| TRABALHO A FAZER |
1. Extraia do texto sobre a castanha-do-pará o trecho que começa com "Os investimentos da" e segue até "integrado e sustentável.".
2. De acordo com o texto sobre a castanha-do-pará, quanto a Cooperacre lucrou no ano passado?

| TRECHO DO DOCUMENTO |
▼▼▼

Há alguns meses, publicamos um livro que foca no aumento da produtividade brasileira e trouxemos o exemplo da castanha-do-pará. Atualmente, a Bolívia é o maior exportador do produto, o que evidencia as perdas das oportunidades de exportação do Brasil e o pequeno valor agregado ao produto.

Fico feliz em relatar que em uma viagem recente ao Acre, que possui fronteira com a Bolívia, há sinais de que esse cenário começa a mudar. A Cooperativa Central de Comercialização Extrativista do Acre (Cooperacre), fundada há 16 anos por agricultores empreendedores que hoje estão na casa dos 80 anos, concentra uma crescente parcela da produção de castanha-do-pará no Acre.

A Cooperacre processa as castanhas localmente e comercializa ao mercado doméstico e ao mercado internacional. O lucro do ano passado chegou a 30 milhões de reais. Esse montante é suficiente para pagar os 269 trabalhadores e ajudar a sustentar mais de 3 mil famílias da região.

Visitei a maior e mais antiga fábrica de processamento do Brasil, pertencente à Cooperacre, que fica logo depois da capital, Rio Branco. Lá as castanhas são armazenadas, limpas, quebradas, secas e empacotadas, com as cascas usadas para fazer biocombustível suficiente para abastecer mais de dois terços da energia necessária para a fábrica funcionar.

As famílias trabalhadoras coletam mais de 200 sacos de castanhas por ano e recebem entre 30 e 80 reais por saco (a média para esse ano é de 50 reais). Ainda que o valor não seja suficiente para sustentar toda a família, as castanha-do-pará podem crescer junto com mandioca, bananas, abacaxis e outros tipos de árvores frutíferas. Isso oferece diversidade e aumento na produção local. Em um assentamento fora de Rio Branco, mais de 200 famílias estão cooperando com a Cooperacre para processar suas colheitas de palmito, abacaxi e outras frutas.

Os investimentos da Cooperacre foram parcialmente financiados por uma série de projetos multissetoriais do Banco Mundial, com o objetivo de apoiar o desenvolvimento rural integrado e sustentável.

▲▲▲

| ENTRADAS EXTRAÍDAS |
▼▼▼

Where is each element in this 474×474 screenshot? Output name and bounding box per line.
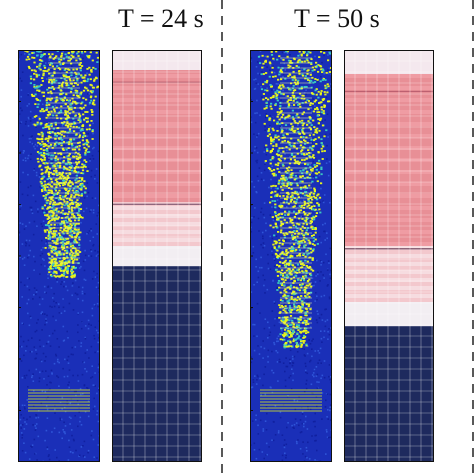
simulation-image-t50 bbox=[344, 50, 434, 462]
experiment-image-t50 bbox=[250, 50, 332, 462]
simulation-image-t24 bbox=[112, 50, 202, 462]
title-t24: T = 24 s bbox=[118, 4, 204, 33]
title-t50: T = 50 s bbox=[294, 4, 380, 33]
experiment-image-t24 bbox=[18, 50, 100, 462]
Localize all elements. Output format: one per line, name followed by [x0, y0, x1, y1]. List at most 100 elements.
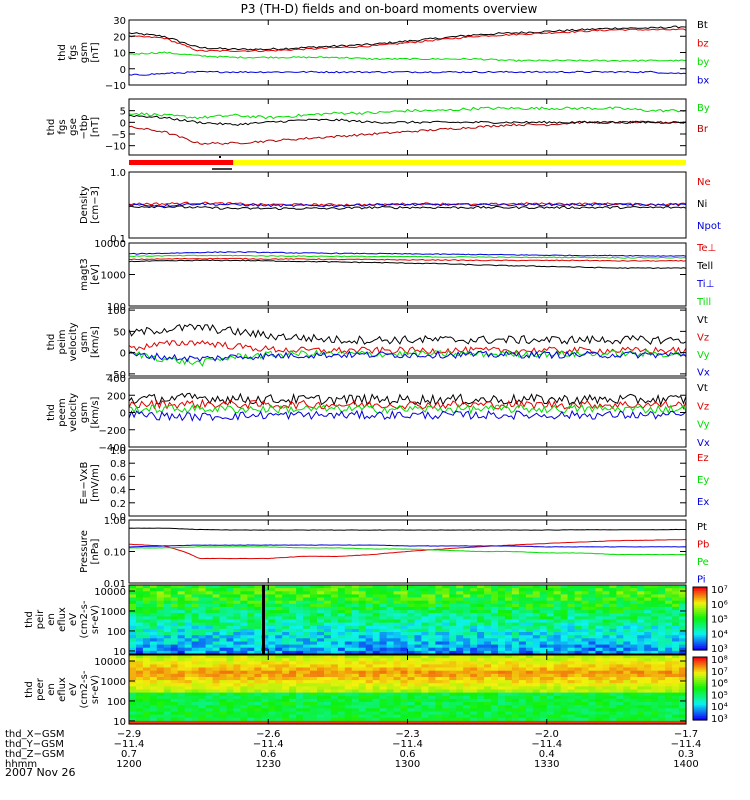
- heat-cell: [525, 644, 534, 649]
- heat-cell: [317, 597, 325, 602]
- heat-cell: [484, 619, 492, 624]
- heat-cell: [149, 677, 158, 681]
- heat-cell: [324, 625, 332, 630]
- heat-cell: [205, 686, 214, 691]
- heat-cell: [136, 683, 144, 687]
- heat-cell: [351, 655, 360, 659]
- heat-cell: [435, 692, 443, 697]
- heat-cell: [184, 638, 193, 642]
- heat-cell: [324, 635, 332, 639]
- heat-cell: [358, 613, 367, 617]
- y-axis-label: sr-eV): [90, 675, 101, 704]
- heat-cell: [616, 641, 624, 646]
- heat-cell: [393, 622, 402, 627]
- heat-cell: [344, 594, 353, 599]
- heat-cell: [407, 607, 416, 611]
- heat-cell: [428, 686, 436, 691]
- colorbar-cell: [693, 587, 707, 590]
- heat-cell: [602, 588, 611, 592]
- heat-cell: [525, 702, 534, 706]
- heat-cell: [184, 658, 193, 662]
- heat-cell: [198, 720, 207, 725]
- heat-cell: [421, 610, 429, 614]
- heat-cell: [588, 613, 597, 617]
- heat-cell: [574, 677, 583, 681]
- heat-cell: [665, 677, 673, 681]
- heat-cell: [477, 677, 485, 681]
- heat-cell: [463, 655, 471, 659]
- heat-cell: [149, 708, 158, 712]
- heat-cell: [602, 647, 611, 652]
- heat-cell: [511, 638, 520, 642]
- heat-cell: [296, 708, 304, 712]
- heat-cell: [393, 585, 402, 589]
- heat-cell: [637, 622, 645, 627]
- heat-cell: [393, 686, 402, 691]
- heat-cell: [588, 677, 597, 681]
- heat-cell: [518, 714, 527, 719]
- heat-cell: [142, 622, 151, 627]
- heat-cell: [505, 680, 513, 684]
- heat-cell: [400, 695, 409, 700]
- heat-cell: [156, 677, 165, 681]
- heat-cell: [184, 616, 193, 621]
- heat-cell: [226, 588, 235, 592]
- heat-cell: [129, 585, 137, 589]
- heat-cell: [470, 686, 478, 691]
- heat-cell: [136, 661, 144, 665]
- heat-cell: [268, 655, 276, 659]
- heat-cell: [310, 644, 318, 649]
- heat-cell: [532, 625, 541, 630]
- heat-cell: [679, 607, 687, 611]
- legend-label-5-4: Vx: [697, 367, 710, 378]
- x-axis-value: −2.0: [535, 729, 559, 740]
- x-axis-value: 1400: [673, 759, 698, 770]
- heat-cell: [219, 702, 228, 706]
- heat-cell: [129, 673, 137, 678]
- heat-cell: [324, 692, 332, 697]
- heat-cell: [511, 628, 520, 633]
- heat-cell: [421, 622, 429, 627]
- heat-cell: [491, 658, 499, 662]
- y-axis-label: [km/s]: [90, 326, 101, 358]
- heat-cell: [658, 632, 666, 636]
- heat-cell: [142, 650, 151, 655]
- heat-cell: [205, 714, 214, 719]
- heat-cell: [142, 594, 151, 599]
- heat-cell: [672, 647, 680, 652]
- heat-cell: [337, 698, 346, 703]
- heat-cell: [428, 616, 436, 621]
- heat-cell: [672, 597, 680, 602]
- heat-cell: [532, 603, 541, 608]
- heat-cell: [330, 677, 339, 681]
- heat-cell: [630, 638, 638, 642]
- heat-cell: [303, 628, 311, 633]
- y-axis-label: −tbp: [79, 115, 90, 140]
- heat-cell: [539, 702, 548, 706]
- heat-cell: [324, 655, 332, 659]
- heat-cell: [658, 588, 666, 592]
- heat-cell: [609, 616, 617, 621]
- heat-cell: [330, 619, 339, 624]
- heat-cell: [630, 622, 638, 627]
- heat-cell: [623, 673, 631, 678]
- heat-cell: [539, 628, 548, 633]
- heat-cell: [163, 720, 172, 725]
- heat-cell: [435, 677, 443, 681]
- y-tick-label: 1.0: [110, 168, 126, 179]
- heat-cell: [581, 588, 590, 592]
- y-tick-label: 20: [113, 32, 126, 43]
- heat-cell: [149, 635, 158, 639]
- heat-cell: [163, 698, 172, 703]
- colorbar-cell: [693, 626, 707, 630]
- heat-cell: [296, 717, 304, 722]
- heat-cell: [365, 708, 374, 712]
- heat-cell: [518, 670, 527, 675]
- heat-cell: [261, 607, 269, 611]
- heat-cell: [268, 650, 276, 655]
- heat-cell: [407, 588, 416, 592]
- heat-cell: [546, 695, 555, 700]
- heat-cell: [205, 708, 214, 712]
- heat-cell: [163, 644, 172, 649]
- heat-cell: [198, 632, 207, 636]
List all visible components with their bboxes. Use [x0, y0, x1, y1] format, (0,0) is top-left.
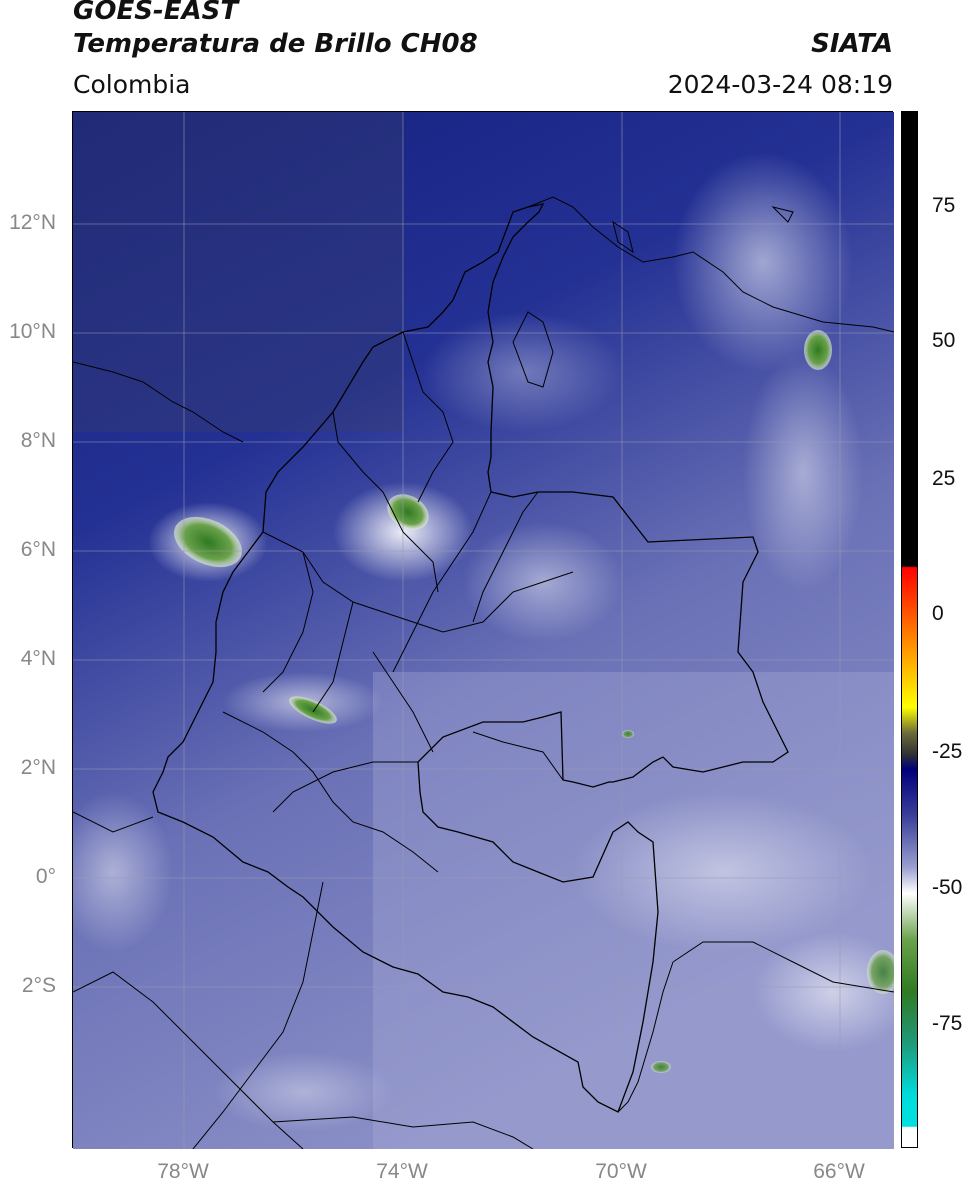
colorbar-tick-minus50: -50: [932, 876, 963, 899]
brightness-temperature-map: [53, 111, 913, 1150]
graticule: [73, 112, 894, 1149]
colorbar-tick-minus75: -75: [932, 1012, 963, 1035]
admin-borders: [222, 331, 574, 873]
colorbar-tick-25: 25: [932, 467, 956, 490]
neighbor-borders: [72, 196, 895, 1150]
lat-label-8N: 8°N: [20, 429, 56, 452]
colorbar-tick-75: 75: [932, 194, 956, 217]
product-title: Temperatura de Brillo CH08: [73, 29, 478, 59]
dry-region: [73, 112, 403, 432]
cold-cloud-tops: [174, 330, 899, 1073]
lon-label-74W: 74°W: [376, 1160, 428, 1183]
colorbar-tick-50: 50: [932, 329, 956, 352]
lon-label-66W: 66°W: [813, 1160, 865, 1183]
lon-label-70W: 70°W: [595, 1160, 647, 1183]
lat-label-10N: 10°N: [9, 320, 56, 343]
colorbar-gradient: [902, 112, 917, 1147]
lat-label-12N: 12°N: [9, 211, 56, 234]
satellite-title: GOES-EAST: [73, 0, 239, 26]
lat-label-2N: 2°N: [20, 756, 56, 779]
lat-label-0: 0°: [35, 865, 56, 888]
temperature-colorbar: [901, 111, 918, 1148]
cloud-patches: [53, 152, 913, 1132]
lon-label-78W: 78°W: [157, 1160, 209, 1183]
agency-label: SIATA: [811, 29, 893, 59]
colorbar-tick-minus25: -25: [932, 740, 963, 763]
lat-label-4N: 4°N: [20, 647, 56, 670]
colorbar-canvas: [902, 112, 917, 1147]
lat-label-2S: 2°S: [21, 974, 56, 997]
map-canvas: [53, 112, 913, 1150]
colombia-outline: [152, 203, 789, 1113]
lat-label-6N: 6°N: [20, 538, 56, 561]
region-label: Colombia: [73, 70, 191, 99]
colorbar-tick-0: 0: [932, 602, 944, 625]
datetime-label: 2024-03-24 08:19: [667, 70, 893, 99]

▲▲▲

| RESULTADOS DO EXERCÍCIO |
1.
Os investimentos da Cooperacre foram parcialmente financiados por uma série de projetos multissetoriais do Banco Mundial, com o objetivo de apoiar o desenvolvimento rural integrado e sustentável.

2. 30 milhões de reais.